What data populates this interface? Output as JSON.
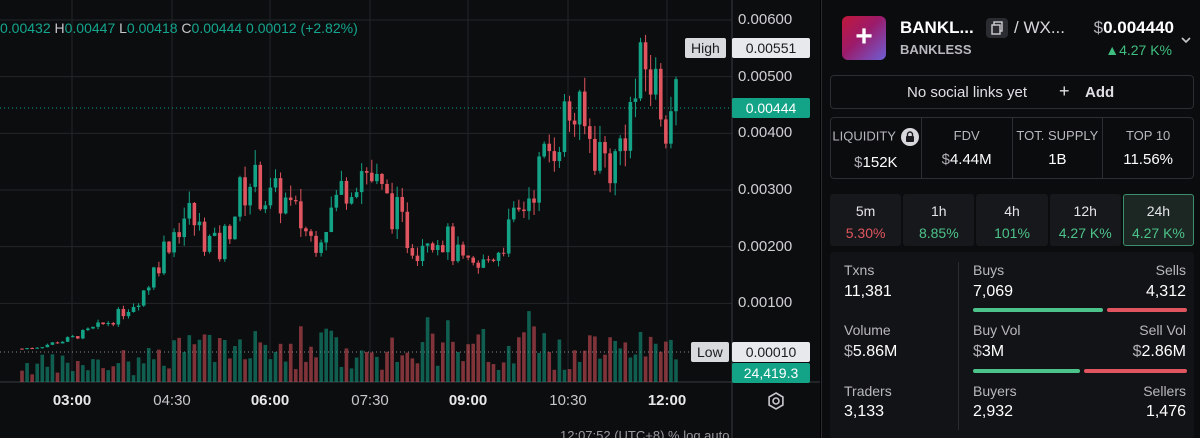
{
  "ohlc": {
    "o_val": "0.00432",
    "h_key": "H",
    "h_val": "0.00447",
    "l_key": "L",
    "l_val": "0.00418",
    "c_key": "C",
    "c_val": "0.00444",
    "change": "0.00012 (+2.82%)"
  },
  "chart_data": {
    "type": "candlestick",
    "y_ticks": [
      "0.00600",
      "0.00500",
      "0.00400",
      "0.00300",
      "0.00200",
      "0.00100"
    ],
    "ylim": [
      0,
      0.0062
    ],
    "x_ticks": [
      {
        "label": "03:00",
        "bold": true
      },
      {
        "label": "04:30",
        "bold": false
      },
      {
        "label": "06:00",
        "bold": true
      },
      {
        "label": "07:30",
        "bold": false
      },
      {
        "label": "09:00",
        "bold": true
      },
      {
        "label": "10:30",
        "bold": false
      },
      {
        "label": "12:00",
        "bold": true
      }
    ],
    "high": {
      "label": "High",
      "value": "0.00551"
    },
    "low": {
      "label": "Low",
      "value": "0.00010"
    },
    "last_price": "0.00444",
    "last_volume": "24,419.3",
    "close_path": [
      0.0002,
      0.00022,
      0.00025,
      0.0003,
      0.00034,
      0.0004,
      0.00048,
      0.00056,
      0.00064,
      0.00075,
      0.0009,
      0.00105,
      0.0013,
      0.0017,
      0.0021,
      0.0024,
      0.0026,
      0.0023,
      0.0021,
      0.0019,
      0.0024,
      0.0029,
      0.0032,
      0.003,
      0.0028,
      0.0029,
      0.0026,
      0.0024,
      0.0021,
      0.0024,
      0.0027,
      0.0031,
      0.0033,
      0.0034,
      0.0031,
      0.0028,
      0.0026,
      0.0022,
      0.002,
      0.0023,
      0.0022,
      0.0021,
      0.0018,
      0.0016,
      0.0016,
      0.0018,
      0.002,
      0.0023,
      0.0026,
      0.003,
      0.0034,
      0.0038,
      0.0042,
      0.0044,
      0.0041,
      0.0038,
      0.0036,
      0.0034,
      0.0041,
      0.0046,
      0.0052,
      0.0048,
      0.0044,
      0.00444
    ]
  },
  "bottom_bar": "12:07:52 (UTC+8)    %    log    auto",
  "token": {
    "logo_glyph": "+",
    "name": "BANKL...",
    "symbol": "BANKLESS",
    "pair_sep": "/ WX...",
    "price_cur": "$",
    "price": "0.004440",
    "change": "▲4.27 K%"
  },
  "social": {
    "text": "No social links yet",
    "plus": "+",
    "add": "Add"
  },
  "stats": [
    {
      "label": "LIQUIDITY",
      "cur": "$",
      "value": "152K"
    },
    {
      "label": "FDV",
      "cur": "$",
      "value": "4.44M"
    },
    {
      "label": "TOT. SUPPLY",
      "cur": "",
      "value": "1B"
    },
    {
      "label": "TOP 10",
      "cur": "",
      "value": "11.56%"
    }
  ],
  "tabs": [
    {
      "label": "5m",
      "value": "5.30%"
    },
    {
      "label": "1h",
      "value": "8.85%"
    },
    {
      "label": "4h",
      "value": "101%"
    },
    {
      "label": "12h",
      "value": "4.27 K%"
    },
    {
      "label": "24h",
      "value": "4.27 K%"
    }
  ],
  "txns": {
    "label": "Txns",
    "value": "11,381",
    "buys_label": "Buys",
    "buys": "7,069",
    "sells_label": "Sells",
    "sells": "4,312",
    "buy_share": 0.62
  },
  "volume": {
    "label": "Volume",
    "cur": "$",
    "value": "5.86M",
    "buy_label": "Buy Vol",
    "buy_cur": "$",
    "buy": "3M",
    "sell_label": "Sell Vol",
    "sell_cur": "$",
    "sell": "2.86M",
    "buy_share": 0.51
  },
  "traders": {
    "label": "Traders",
    "value": "3,133",
    "buyers_label": "Buyers",
    "buyers": "2,932",
    "sellers_label": "Sellers",
    "sellers": "1,476",
    "buy_share": 0.66
  },
  "colors": {
    "up": "#13a386",
    "down": "#e0555f",
    "accent": "#3fbf7f"
  }
}
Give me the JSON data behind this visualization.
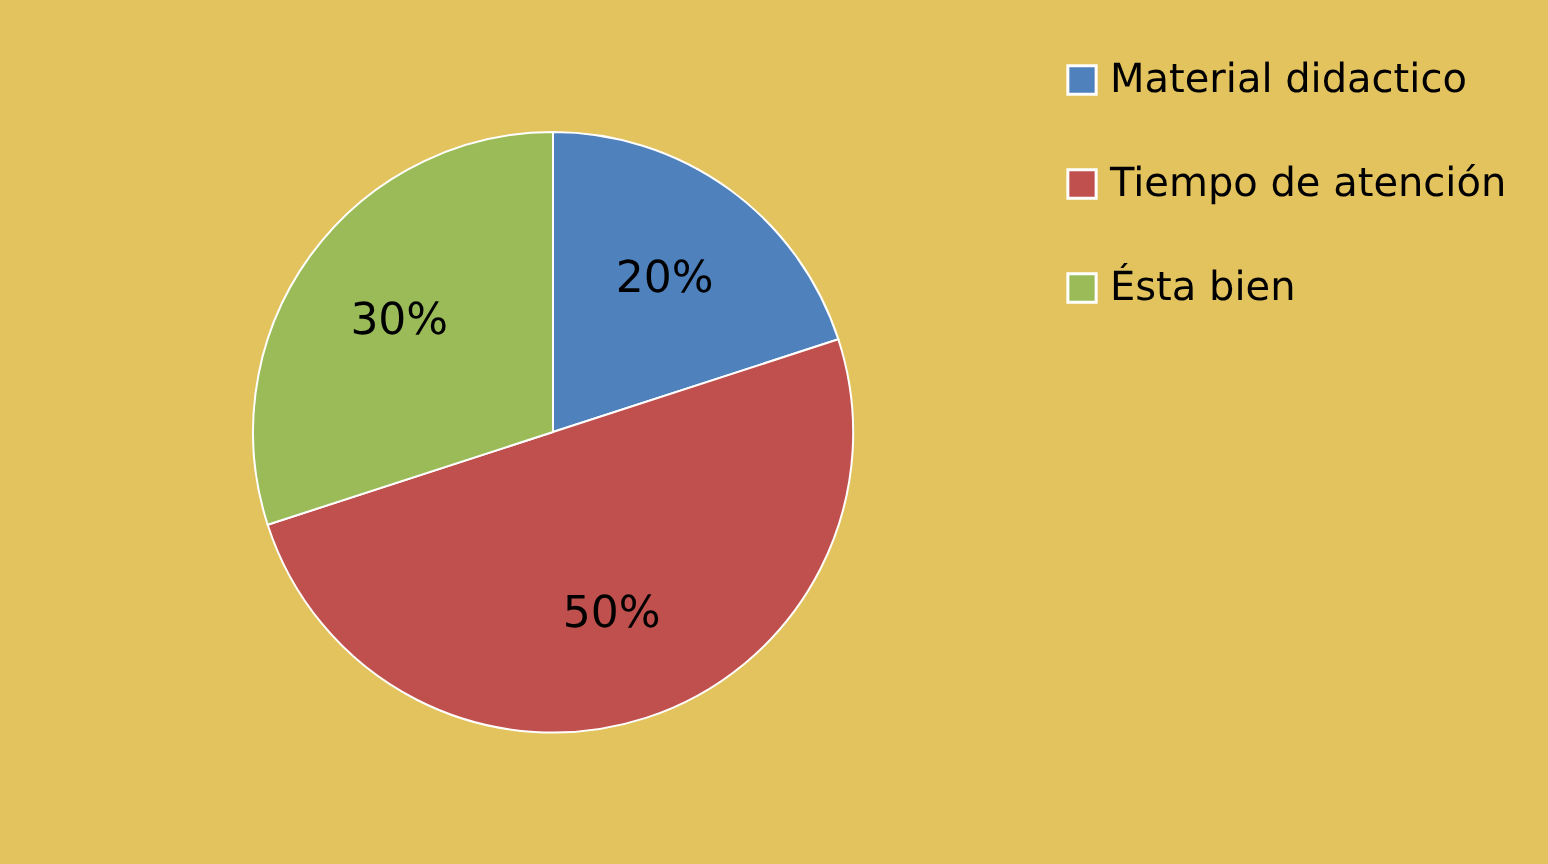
{
  "chart_data": {
    "type": "pie",
    "categories": [
      "Material didactico",
      "Tiempo de atención",
      "Ésta bien"
    ],
    "values": [
      20,
      50,
      30
    ],
    "colors": [
      "#4f81bd",
      "#c0504d",
      "#9bbb59"
    ],
    "value_labels": [
      "20%",
      "50%",
      "30%"
    ],
    "legend": "right"
  }
}
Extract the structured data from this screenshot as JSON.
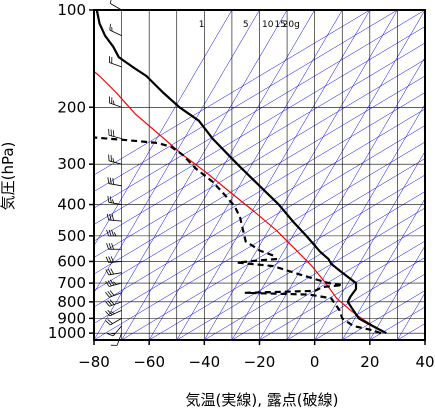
{
  "chart_data": {
    "type": "line",
    "xlabel": "気温(実線), 露点(破線)",
    "ylabel": "気圧(hPa)",
    "xlim": [
      -80,
      40
    ],
    "ylim": [
      1050,
      100
    ],
    "y_scale": "log",
    "x_ticks": [
      -80,
      -60,
      -40,
      -20,
      0,
      20,
      40
    ],
    "x_tick_labels": [
      "−80",
      "−60",
      "−40",
      "−20",
      "0",
      "20",
      "40"
    ],
    "y_ticks": [
      100,
      200,
      300,
      400,
      500,
      600,
      700,
      800,
      900,
      1000
    ],
    "y_tick_labels": [
      "100",
      "200",
      "300",
      "400",
      "500",
      "600",
      "700",
      "800",
      "900",
      "1000"
    ],
    "mixing_ratio_labels": [
      "1",
      "5",
      "10",
      "15",
      "20g"
    ],
    "mixing_ratio_label_t": [
      -41,
      -25,
      -17,
      -12.5,
      -8.5
    ],
    "colors": {
      "temperature": "#000000",
      "dewpoint": "#000000",
      "parcel": "#ff0000",
      "reference_lines": "#0000ff",
      "grid": "#000000",
      "wind": "#000000"
    },
    "series": [
      {
        "style": "solid",
        "points": [
          [
            26,
            1000
          ],
          [
            23,
            970
          ],
          [
            19,
            930
          ],
          [
            16,
            900
          ],
          [
            14,
            850
          ],
          [
            12,
            800
          ],
          [
            13,
            770
          ],
          [
            15,
            730
          ],
          [
            15,
            700
          ],
          [
            12,
            670
          ],
          [
            9,
            640
          ],
          [
            6,
            610
          ],
          [
            5,
            590
          ],
          [
            2,
            560
          ],
          [
            -3,
            500
          ],
          [
            -8,
            450
          ],
          [
            -13,
            400
          ],
          [
            -20,
            350
          ],
          [
            -28,
            300
          ],
          [
            -37,
            250
          ],
          [
            -42,
            220
          ],
          [
            -49,
            200
          ],
          [
            -55,
            180
          ],
          [
            -61,
            160
          ],
          [
            -66,
            150
          ],
          [
            -71,
            140
          ],
          [
            -73,
            130
          ],
          [
            -76,
            120
          ],
          [
            -78,
            110
          ],
          [
            -79,
            100
          ]
        ]
      },
      {
        "style": "dashed",
        "points": [
          [
            24,
            1000
          ],
          [
            20,
            975
          ],
          [
            14,
            950
          ],
          [
            10,
            900
          ],
          [
            9,
            850
          ],
          [
            6,
            780
          ],
          [
            -2,
            760
          ],
          [
            -25,
            750
          ],
          [
            0,
            740
          ],
          [
            3,
            720
          ],
          [
            10,
            710
          ],
          [
            5,
            700
          ],
          [
            0,
            680
          ],
          [
            -5,
            660
          ],
          [
            -10,
            640
          ],
          [
            -15,
            620
          ],
          [
            -28,
            605
          ],
          [
            -20,
            595
          ],
          [
            -14,
            590
          ],
          [
            -15,
            575
          ],
          [
            -20,
            555
          ],
          [
            -22,
            540
          ],
          [
            -25,
            520
          ],
          [
            -26,
            480
          ],
          [
            -27,
            440
          ],
          [
            -29,
            405
          ],
          [
            -33,
            370
          ],
          [
            -37,
            340
          ],
          [
            -43,
            310
          ],
          [
            -48,
            280
          ],
          [
            -52,
            265
          ],
          [
            -57,
            258
          ],
          [
            -63,
            255
          ],
          [
            -70,
            252
          ],
          [
            -75,
            250
          ],
          [
            -80,
            248
          ]
        ]
      },
      {
        "style": "solid-red",
        "points": [
          [
            26,
            1000
          ],
          [
            22,
            960
          ],
          [
            17,
            900
          ],
          [
            13,
            850
          ],
          [
            8,
            780
          ],
          [
            4,
            700
          ],
          [
            -1,
            620
          ],
          [
            -7,
            550
          ],
          [
            -14,
            480
          ],
          [
            -22,
            420
          ],
          [
            -30,
            370
          ],
          [
            -39,
            320
          ],
          [
            -48,
            280
          ],
          [
            -57,
            240
          ],
          [
            -65,
            210
          ],
          [
            -72,
            180
          ],
          [
            -78,
            160
          ],
          [
            -80,
            155
          ]
        ]
      }
    ],
    "wind_barbs": [
      {
        "p": 1000,
        "dir": 200,
        "spd": 10
      },
      {
        "p": 950,
        "dir": 220,
        "spd": 15
      },
      {
        "p": 900,
        "dir": 240,
        "spd": 20
      },
      {
        "p": 850,
        "dir": 245,
        "spd": 25
      },
      {
        "p": 800,
        "dir": 250,
        "spd": 30
      },
      {
        "p": 750,
        "dir": 250,
        "spd": 30
      },
      {
        "p": 700,
        "dir": 255,
        "spd": 35
      },
      {
        "p": 650,
        "dir": 260,
        "spd": 30
      },
      {
        "p": 600,
        "dir": 265,
        "spd": 30
      },
      {
        "p": 550,
        "dir": 270,
        "spd": 30
      },
      {
        "p": 500,
        "dir": 270,
        "spd": 35
      },
      {
        "p": 450,
        "dir": 275,
        "spd": 30
      },
      {
        "p": 400,
        "dir": 280,
        "spd": 25
      },
      {
        "p": 350,
        "dir": 280,
        "spd": 30
      },
      {
        "p": 300,
        "dir": 285,
        "spd": 25
      },
      {
        "p": 250,
        "dir": 285,
        "spd": 30
      },
      {
        "p": 200,
        "dir": 290,
        "spd": 25
      },
      {
        "p": 150,
        "dir": 290,
        "spd": 20
      },
      {
        "p": 120,
        "dir": 295,
        "spd": 15
      },
      {
        "p": 100,
        "dir": 300,
        "spd": 10
      }
    ]
  }
}
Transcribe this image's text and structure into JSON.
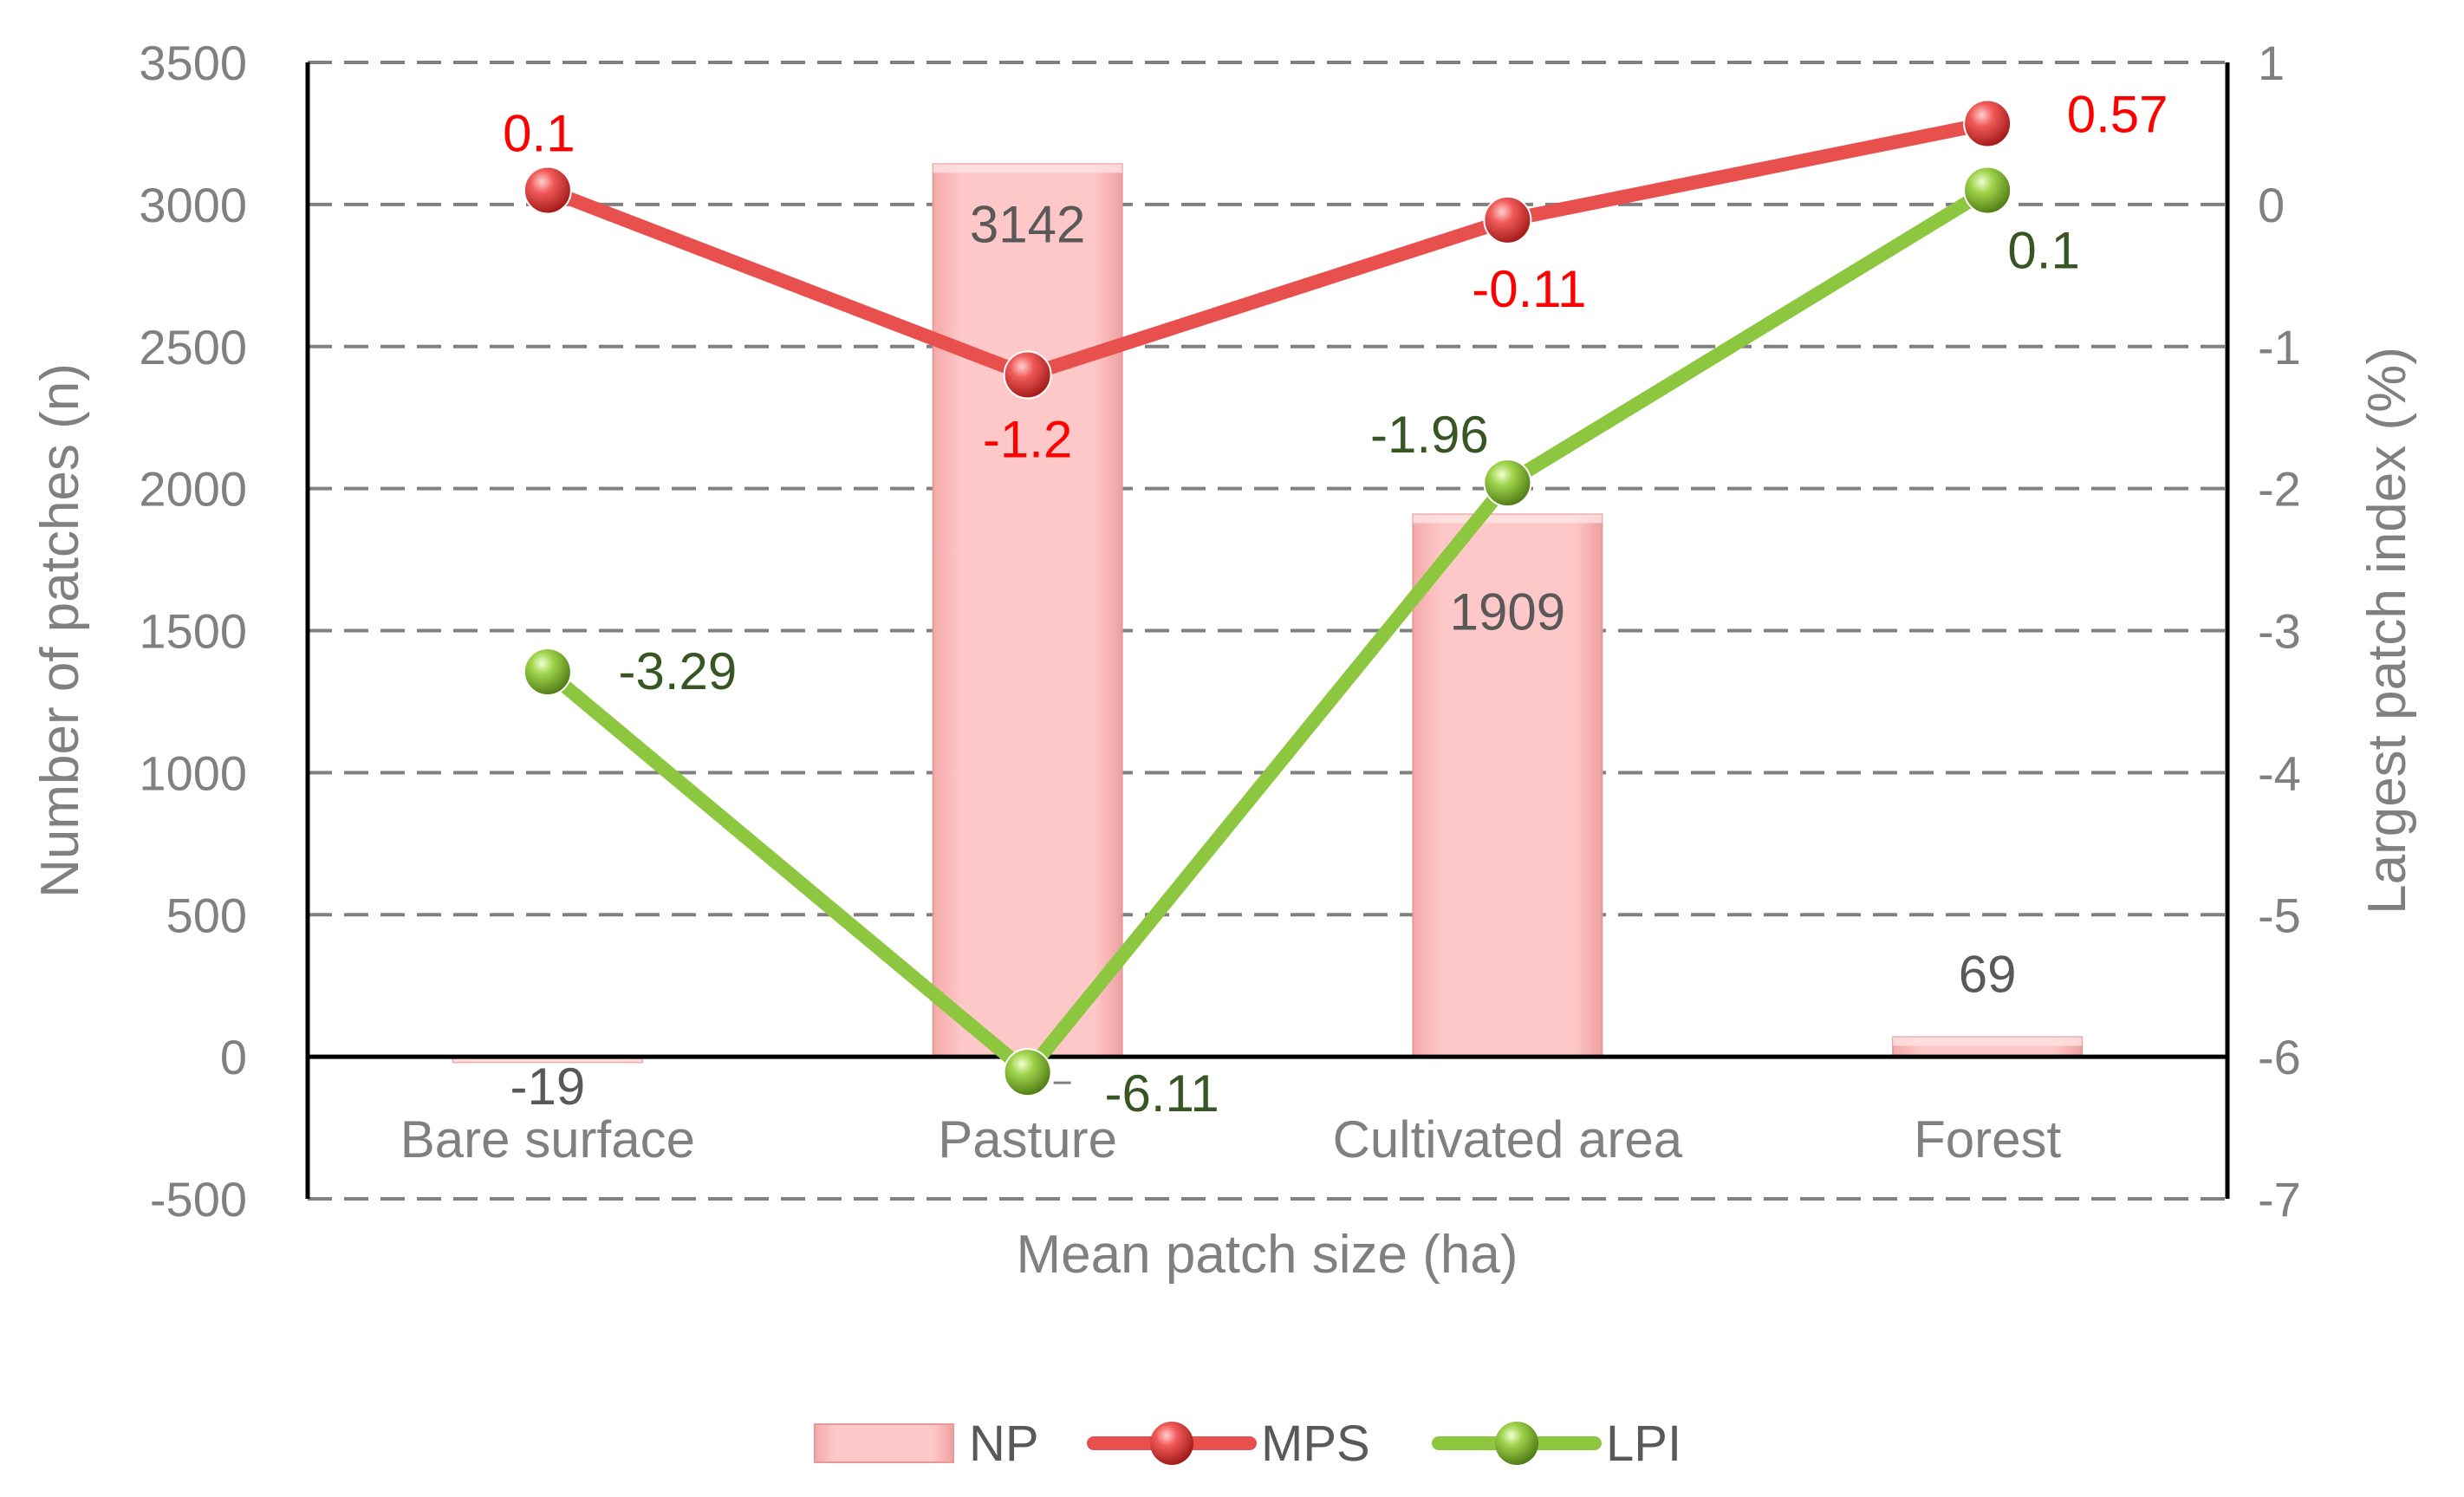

────────

== Task directions ==
Find the lines containing "this" and pull them out.

== Problem solution ==
What data populates this interface? Output as JSON.
Give me the JSON data behind this visualization.
Extract the structured data from this screenshot as JSON.
Transcribe this image's text and structure into JSON.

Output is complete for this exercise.